Problem statement. Pull every line of the entries that has the word "ҳисобланади".

--- --- ---

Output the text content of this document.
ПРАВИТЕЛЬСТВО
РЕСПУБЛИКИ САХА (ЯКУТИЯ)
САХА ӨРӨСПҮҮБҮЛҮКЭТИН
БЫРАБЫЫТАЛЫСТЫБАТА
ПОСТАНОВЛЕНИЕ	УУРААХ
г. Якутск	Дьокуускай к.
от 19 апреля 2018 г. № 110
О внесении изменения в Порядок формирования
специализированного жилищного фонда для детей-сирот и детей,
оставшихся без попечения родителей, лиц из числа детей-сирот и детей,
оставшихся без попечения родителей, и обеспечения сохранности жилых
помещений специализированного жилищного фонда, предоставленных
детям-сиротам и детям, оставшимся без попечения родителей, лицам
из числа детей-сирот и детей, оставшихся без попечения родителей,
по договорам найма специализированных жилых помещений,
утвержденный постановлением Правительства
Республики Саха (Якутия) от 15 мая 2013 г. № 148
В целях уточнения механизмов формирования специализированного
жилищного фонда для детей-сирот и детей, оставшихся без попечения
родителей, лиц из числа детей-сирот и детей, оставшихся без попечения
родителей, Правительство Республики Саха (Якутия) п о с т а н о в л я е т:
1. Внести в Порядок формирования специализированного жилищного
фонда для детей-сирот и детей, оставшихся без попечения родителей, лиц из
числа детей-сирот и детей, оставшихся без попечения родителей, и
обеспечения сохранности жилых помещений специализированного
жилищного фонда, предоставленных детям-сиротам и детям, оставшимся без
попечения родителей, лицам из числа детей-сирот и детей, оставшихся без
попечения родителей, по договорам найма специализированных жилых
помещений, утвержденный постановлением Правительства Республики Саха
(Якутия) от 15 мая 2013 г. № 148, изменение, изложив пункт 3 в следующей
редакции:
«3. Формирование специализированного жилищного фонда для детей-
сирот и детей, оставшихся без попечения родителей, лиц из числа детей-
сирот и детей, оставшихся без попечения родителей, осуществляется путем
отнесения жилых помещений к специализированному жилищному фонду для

--- --- ---

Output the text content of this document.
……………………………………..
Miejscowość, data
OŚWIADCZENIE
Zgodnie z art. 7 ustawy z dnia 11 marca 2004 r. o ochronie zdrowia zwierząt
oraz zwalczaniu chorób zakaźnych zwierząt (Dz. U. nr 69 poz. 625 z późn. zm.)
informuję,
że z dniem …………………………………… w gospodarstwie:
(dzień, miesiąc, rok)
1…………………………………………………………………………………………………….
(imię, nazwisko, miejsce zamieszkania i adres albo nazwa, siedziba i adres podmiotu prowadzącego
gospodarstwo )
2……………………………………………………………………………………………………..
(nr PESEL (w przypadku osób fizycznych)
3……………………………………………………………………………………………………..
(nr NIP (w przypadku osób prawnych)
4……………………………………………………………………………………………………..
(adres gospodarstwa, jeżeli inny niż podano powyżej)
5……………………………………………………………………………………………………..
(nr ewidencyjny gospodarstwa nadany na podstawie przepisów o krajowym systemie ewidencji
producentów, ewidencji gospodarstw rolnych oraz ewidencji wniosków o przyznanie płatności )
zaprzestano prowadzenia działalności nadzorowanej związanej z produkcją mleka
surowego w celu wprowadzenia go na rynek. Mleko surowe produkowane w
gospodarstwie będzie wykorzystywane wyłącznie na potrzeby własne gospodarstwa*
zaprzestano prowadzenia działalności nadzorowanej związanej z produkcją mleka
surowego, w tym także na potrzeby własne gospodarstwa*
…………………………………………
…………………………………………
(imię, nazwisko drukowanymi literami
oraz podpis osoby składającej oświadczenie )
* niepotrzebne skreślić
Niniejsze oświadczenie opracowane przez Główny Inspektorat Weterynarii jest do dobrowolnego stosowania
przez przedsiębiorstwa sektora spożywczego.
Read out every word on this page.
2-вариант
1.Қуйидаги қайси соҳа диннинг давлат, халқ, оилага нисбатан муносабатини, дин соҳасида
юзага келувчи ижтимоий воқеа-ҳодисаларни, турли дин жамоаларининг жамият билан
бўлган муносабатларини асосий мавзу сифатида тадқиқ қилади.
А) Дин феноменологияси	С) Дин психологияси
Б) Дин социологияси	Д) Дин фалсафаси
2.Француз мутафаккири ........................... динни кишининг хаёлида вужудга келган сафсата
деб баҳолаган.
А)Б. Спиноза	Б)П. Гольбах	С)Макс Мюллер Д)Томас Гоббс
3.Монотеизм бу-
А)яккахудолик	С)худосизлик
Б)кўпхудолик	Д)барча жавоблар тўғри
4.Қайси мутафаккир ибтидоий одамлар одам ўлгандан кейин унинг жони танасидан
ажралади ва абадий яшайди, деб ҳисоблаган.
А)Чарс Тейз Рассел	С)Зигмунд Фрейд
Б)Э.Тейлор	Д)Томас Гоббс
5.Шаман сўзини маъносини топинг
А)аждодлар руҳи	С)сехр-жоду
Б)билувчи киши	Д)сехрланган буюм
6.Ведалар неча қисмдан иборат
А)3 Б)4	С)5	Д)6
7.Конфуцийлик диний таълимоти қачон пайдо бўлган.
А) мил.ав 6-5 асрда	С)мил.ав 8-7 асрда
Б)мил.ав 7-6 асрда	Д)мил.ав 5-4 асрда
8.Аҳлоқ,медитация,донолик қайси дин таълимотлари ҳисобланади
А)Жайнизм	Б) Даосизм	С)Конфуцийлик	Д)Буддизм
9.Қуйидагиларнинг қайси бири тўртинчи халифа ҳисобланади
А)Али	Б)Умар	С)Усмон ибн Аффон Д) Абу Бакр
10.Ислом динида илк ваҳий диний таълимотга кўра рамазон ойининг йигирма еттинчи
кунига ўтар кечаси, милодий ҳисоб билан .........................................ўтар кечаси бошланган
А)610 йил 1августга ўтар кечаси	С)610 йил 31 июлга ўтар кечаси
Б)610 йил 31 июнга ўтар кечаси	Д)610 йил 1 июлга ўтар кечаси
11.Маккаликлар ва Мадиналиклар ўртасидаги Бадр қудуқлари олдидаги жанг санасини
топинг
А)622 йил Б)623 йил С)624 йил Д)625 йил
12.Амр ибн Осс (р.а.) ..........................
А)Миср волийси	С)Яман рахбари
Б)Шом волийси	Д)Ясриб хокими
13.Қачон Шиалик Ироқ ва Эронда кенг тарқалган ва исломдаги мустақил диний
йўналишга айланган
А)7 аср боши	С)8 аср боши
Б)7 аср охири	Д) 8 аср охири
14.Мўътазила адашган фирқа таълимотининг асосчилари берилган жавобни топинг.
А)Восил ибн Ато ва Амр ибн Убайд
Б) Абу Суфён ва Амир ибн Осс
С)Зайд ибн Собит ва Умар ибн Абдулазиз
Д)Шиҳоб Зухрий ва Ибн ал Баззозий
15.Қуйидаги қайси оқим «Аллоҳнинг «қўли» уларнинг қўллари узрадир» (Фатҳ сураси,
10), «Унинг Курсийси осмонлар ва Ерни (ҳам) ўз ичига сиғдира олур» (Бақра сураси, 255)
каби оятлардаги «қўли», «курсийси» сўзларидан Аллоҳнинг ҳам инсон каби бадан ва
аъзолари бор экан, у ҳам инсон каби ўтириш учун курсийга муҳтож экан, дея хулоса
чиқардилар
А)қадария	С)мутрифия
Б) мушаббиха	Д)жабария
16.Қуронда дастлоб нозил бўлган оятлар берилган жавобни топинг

--- --- ---

Answer to this problem.
8.Аҳлоқ,медитация,донолик қайси дин таълимотлари ҳисобланади
9.Қуйидагиларнинг қайси бири тўртинчи халифа ҳисобланади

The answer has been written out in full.